Source records:
——————

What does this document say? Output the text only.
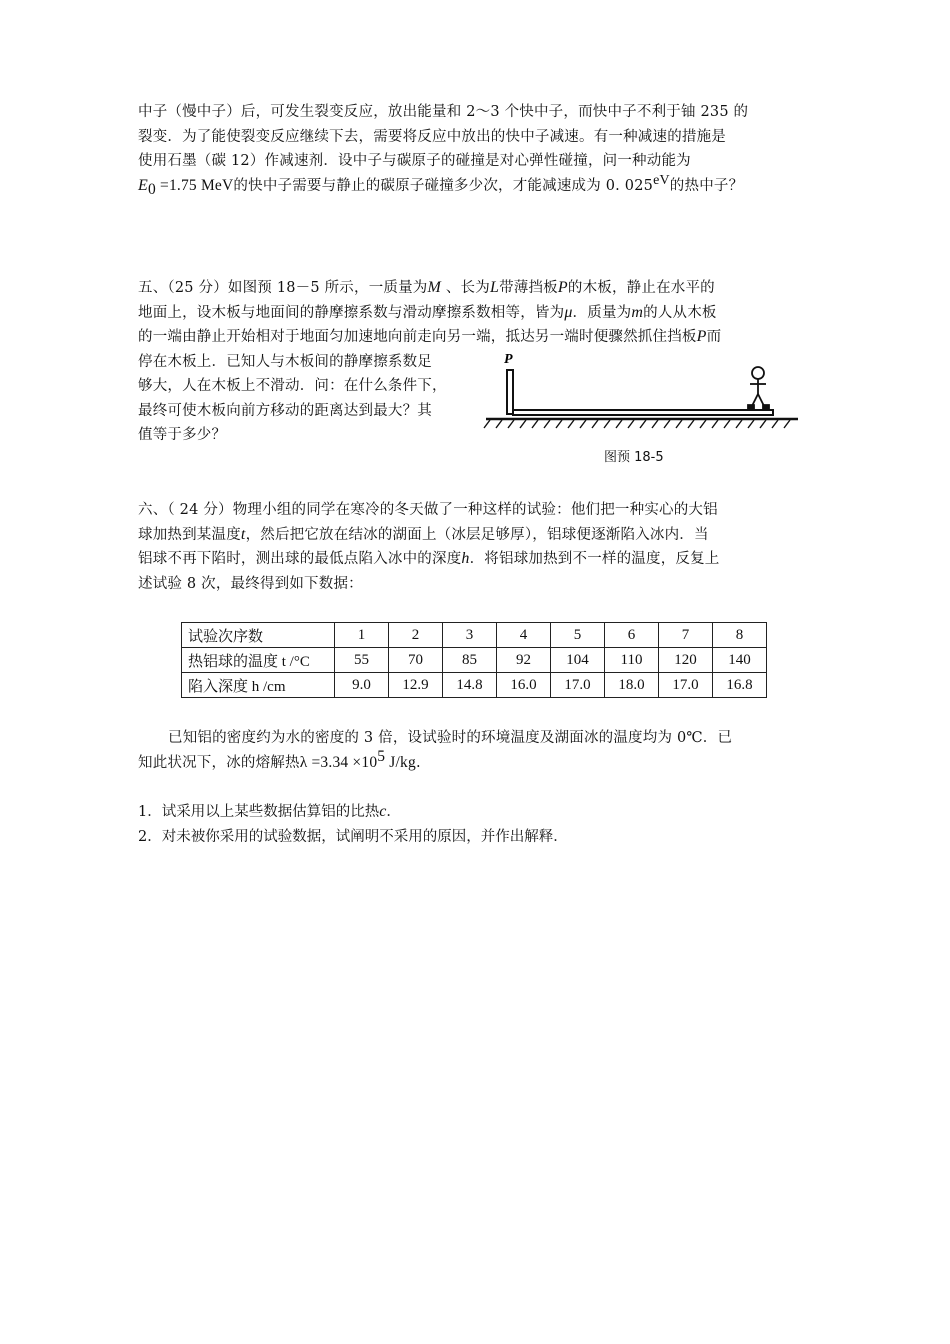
中子（慢中子）后，可发生裂变反应，放出能量和 2～3 个快中子，而快中子不利于铀 235 的
裂变．为了能使裂变反应继续下去，需要将反应中放出的快中子减速。有一种减速的措施是
使用石墨（碳 12）作减速剂．设中子与碳原子的碰撞是对心弹性碰撞，问一种动能为
$E_0 =1.75$ MeV的快中子需要与静止的碳原子碰撞多少次，才能减速成为 0. $025^{eV}$的热中子？
五、（25 分）如图预 18－5 所示，一质量为M 、长为L带薄挡板P的木板，静止在水平的
地面上，设木板与地面间的静摩擦系数与滑动摩擦系数相等，皆为μ．质量为m的人从木板
的一端由静止开始相对于地面匀加速地向前走向另一端，抵达另一端时便骤然抓住挡板P而
停在木板上．已知人与木板间的静摩擦系数足
够大，人在木板上不滑动．问：在什么条件下，
最终可使木板向前方移动的距离达到最大？其
值等于多少？
P
图预 18-5
六、（ 24 分）物理小组的同学在寒冷的冬天做了一种这样的试验：他们把一种实心的大铝
球加热到某温度t，然后把它放在结冰的湖面上（冰层足够厚），铝球便逐渐陷入冰内．当
铝球不再下陷时，测出球的最低点陷入冰中的深度h．将铝球加热到不一样的温度，反复上
述试验 8 次，最终得到如下数据：
试验次序数	1	2	3	4	5	6	7	8
热铝球的温度 t /°C	55	70	85	92	104	110	120	140
陷入深度 h /cm	9.0	12.9	14.8	16.0	17.0	18.0	17.0	16.8
已知铝的密度约为水的密度的 3 倍，设试验时的环境温度及湖面冰的温度均为 0℃．已
知此状况下，冰的熔解热$\lambda =3.34 \times 10^5$ J/kg.
1．试采用以上某些数据估算铝的比热c．
2．对未被你采用的试验数据，试阐明不采用的原因，并作出解释．
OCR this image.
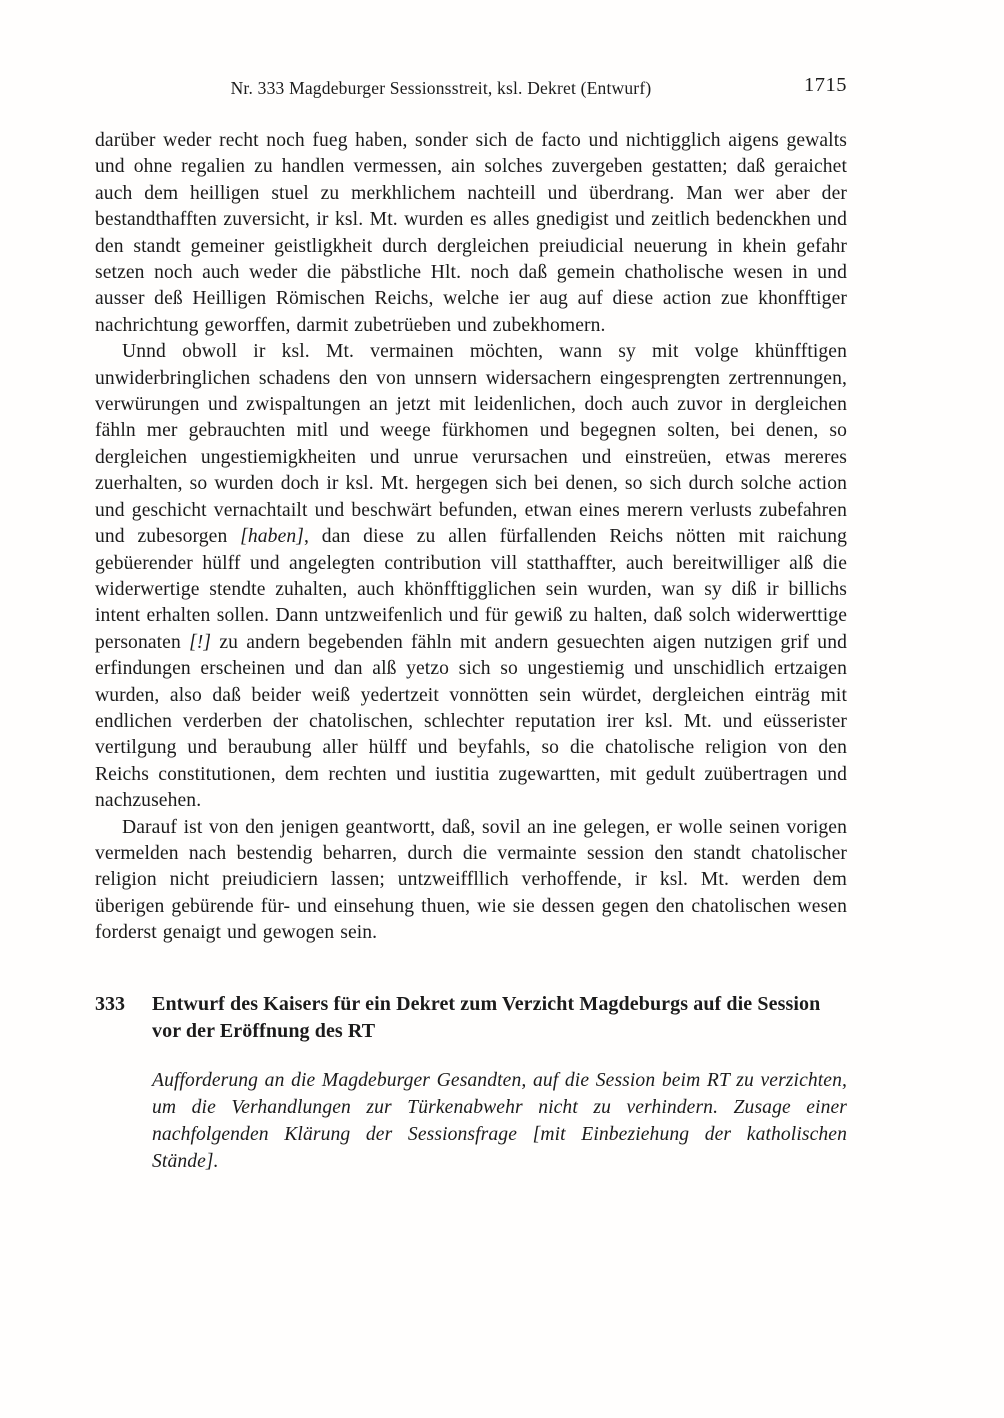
Nr. 333 Magdeburger Sessionsstreit, ksl. Dekret (Entwurf)	1715

darüber weder recht noch fueg haben, sonder sich de facto und nichtigglich aigens gewalts und ohne regalien zu handlen vermessen, ain solches zuvergeben gestatten; daß geraichet auch dem heilligen stuel zu merkhlichem nachteill und überdrang. Man wer aber der bestandthafften zuversicht, ir ksl. Mt. wurden es alles gnedigist und zeitlich bedenckhen und den standt gemeiner geistligkheit durch dergleichen preiudicial neuerung in khein gefahr setzen noch auch weder die päbstliche Hlt. noch daß gemein chatholische wesen in und ausser deß Heilligen Römischen Reichs, welche ier aug auf diese action zue khonfftiger nachrichtung geworffen, darmit zubetrüeben und zubekhomern.

Unnd obwoll ir ksl. Mt. vermainen möchten, wann sy mit volge khünfftigen unwiderbringlichen schadens den von unnsern widersachern eingesprengten zertrennungen, verwürungen und zwispaltungen an jetzt mit leidenlichen, doch auch zuvor in dergleichen fähln mer gebrauchten mitl und weege fürkhomen und begegnen solten, bei denen, so dergleichen ungestiemigkheiten und unrue verursachen und einstreüen, etwas mereres zuerhalten, so wurden doch ir ksl. Mt. hergegen sich bei denen, so sich durch solche action und geschicht vernachtailt und beschwärt befunden, etwan eines merern verlusts zubefahren und zubesorgen [haben], dan diese zu allen fürfallenden Reichs nötten mit raichung gebüerender hülff und angelegten contribution vill statthaffter, auch bereitwilliger alß die widerwertige stendte zuhalten, auch khönfftigglichen sein wurden, wan sy diß ir billichs intent erhalten sollen. Dann untzweifenlich und für gewiß zu halten, daß solch widerwerttige personaten [!] zu andern begebenden fähln mit andern gesuechten aigen nutzigen grif und erfindungen erscheinen und dan alß yetzo sich so ungestiemig und unschidlich ertzaigen wurden, also daß beider weiß yedertzeit vonnötten sein würdet, dergleichen einträg mit endlichen verderben der chatolischen, schlechter reputation irer ksl. Mt. und eüsserister vertilgung und beraubung aller hülff und beyfahls, so die chatolische religion von den Reichs constitutionen, dem rechten und iustitia zugewartten, mit gedult zuübertragen und nachzusehen.

Darauf ist von den jenigen geantwortt, daß, sovil an ine gelegen, er wolle seinen vorigen vermelden nach bestendig beharren, durch die vermainte session den standt chatolischer religion nicht preiudiciern lassen; untzweiffllich verhoffende, ir ksl. Mt. werden dem überigen gebürende für- und einsehung thuen, wie sie dessen gegen den chatolischen wesen forderst genaigt und gewogen sein.

333	Entwurf des Kaisers für ein Dekret zum Verzicht Magdeburgs auf die Session vor der Eröffnung des RT

Aufforderung an die Magdeburger Gesandten, auf die Session beim RT zu verzichten, um die Verhandlungen zur Türkenabwehr nicht zu verhindern. Zusage einer nachfolgenden Klärung der Sessionsfrage [mit Einbeziehung der katholischen Stände].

——————

_SET TASK_. Retype all of the entries exactly as written, leaving out any images.

_THE RESPONSE_.
What does this document say? Output the text only.
中子（慢中子）后，可发生裂变反应，放出能量和 2～3 个快中子，而快中子不利于铀 235 的
裂变．为了能使裂变反应继续下去，需要将反应中放出的快中子减速。有一种减速的措施是
使用石墨（碳 12）作减速剂．设中子与碳原子的碰撞是对心弹性碰撞，问一种动能为
$E_0 =1.75$ MeV的快中子需要与静止的碳原子碰撞多少次，才能减速成为 0. $025^{eV}$的热中子？
五、（25 分）如图预 18－5 所示，一质量为M 、长为L带薄挡板P的木板，静止在水平的
地面上，设木板与地面间的静摩擦系数与滑动摩擦系数相等，皆为μ．质量为m的人从木板
的一端由静止开始相对于地面匀加速地向前走向另一端，抵达另一端时便骤然抓住挡板P而
停在木板上．已知人与木板间的静摩擦系数足
够大，人在木板上不滑动．问：在什么条件下，
最终可使木板向前方移动的距离达到最大？其
值等于多少？
P
图预 18-5
六、（ 24 分）物理小组的同学在寒冷的冬天做了一种这样的试验：他们把一种实心的大铝
球加热到某温度t，然后把它放在结冰的湖面上（冰层足够厚），铝球便逐渐陷入冰内．当
铝球不再下陷时，测出球的最低点陷入冰中的深度h．将铝球加热到不一样的温度，反复上
述试验 8 次，最终得到如下数据：
试验次序数	1	2	3	4	5	6	7	8
热铝球的温度 t /°C	55	70	85	92	104	110	120	140
陷入深度 h /cm	9.0	12.9	14.8	16.0	17.0	18.0	17.0	16.8
已知铝的密度约为水的密度的 3 倍，设试验时的环境温度及湖面冰的温度均为 0℃．已
知此状况下，冰的熔解热$\lambda =3.34 \times 10^5$ J/kg.
1．试采用以上某些数据估算铝的比热c．
2．对未被你采用的试验数据，试阐明不采用的原因，并作出解释．
OCR this image.
Nr. 333 Magdeburger Sessionsstreit, ksl. Dekret (Entwurf)	1715

darüber weder recht noch fueg haben, sonder sich de facto und nichtigglich aigens gewalts und ohne regalien zu handlen vermessen, ain solches zuvergeben gestatten; daß geraichet auch dem heilligen stuel zu merkhlichem nachteill und überdrang. Man wer aber der bestandthafften zuversicht, ir ksl. Mt. wurden es alles gnedigist und zeitlich bedenckhen und den standt gemeiner geistligkheit durch dergleichen preiudicial neuerung in khein gefahr setzen noch auch weder die päbstliche Hlt. noch daß gemein chatholische wesen in und ausser deß Heilligen Römischen Reichs, welche ier aug auf diese action zue khonfftiger nachrichtung geworffen, darmit zubetrüeben und zubekhomern.

Unnd obwoll ir ksl. Mt. vermainen möchten, wann sy mit volge khünfftigen unwiderbringlichen schadens den von unnsern widersachern eingesprengten zertrennungen, verwürungen und zwispaltungen an jetzt mit leidenlichen, doch auch zuvor in dergleichen fähln mer gebrauchten mitl und weege fürkhomen und begegnen solten, bei denen, so dergleichen ungestiemigkheiten und unrue verursachen und einstreüen, etwas mereres zuerhalten, so wurden doch ir ksl. Mt. hergegen sich bei denen, so sich durch solche action und geschicht vernachtailt und beschwärt befunden, etwan eines merern verlusts zubefahren und zubesorgen [haben], dan diese zu allen fürfallenden Reichs nötten mit raichung gebüerender hülff und angelegten contribution vill statthaffter, auch bereitwilliger alß die widerwertige stendte zuhalten, auch khönfftigglichen sein wurden, wan sy diß ir billichs intent erhalten sollen. Dann untzweifenlich und für gewiß zu halten, daß solch widerwerttige personaten [!] zu andern begebenden fähln mit andern gesuechten aigen nutzigen grif und erfindungen erscheinen und dan alß yetzo sich so ungestiemig und unschidlich ertzaigen wurden, also daß beider weiß yedertzeit vonnötten sein würdet, dergleichen einträg mit endlichen verderben der chatolischen, schlechter reputation irer ksl. Mt. und eüsserister vertilgung und beraubung aller hülff und beyfahls, so die chatolische religion von den Reichs constitutionen, dem rechten und iustitia zugewartten, mit gedult zuübertragen und nachzusehen.

Darauf ist von den jenigen geantwortt, daß, sovil an ine gelegen, er wolle seinen vorigen vermelden nach bestendig beharren, durch die vermainte session den standt chatolischer religion nicht preiudiciern lassen; untzweiffllich verhoffende, ir ksl. Mt. werden dem überigen gebürende für- und einsehung thuen, wie sie dessen gegen den chatolischen wesen forderst genaigt und gewogen sein.

333	Entwurf des Kaisers für ein Dekret zum Verzicht Magdeburgs auf die Session vor der Eröffnung des RT

Aufforderung an die Magdeburger Gesandten, auf die Session beim RT zu verzichten, um die Verhandlungen zur Türkenabwehr nicht zu verhindern. Zusage einer nachfolgenden Klärung der Sessionsfrage [mit Einbeziehung der katholischen Stände].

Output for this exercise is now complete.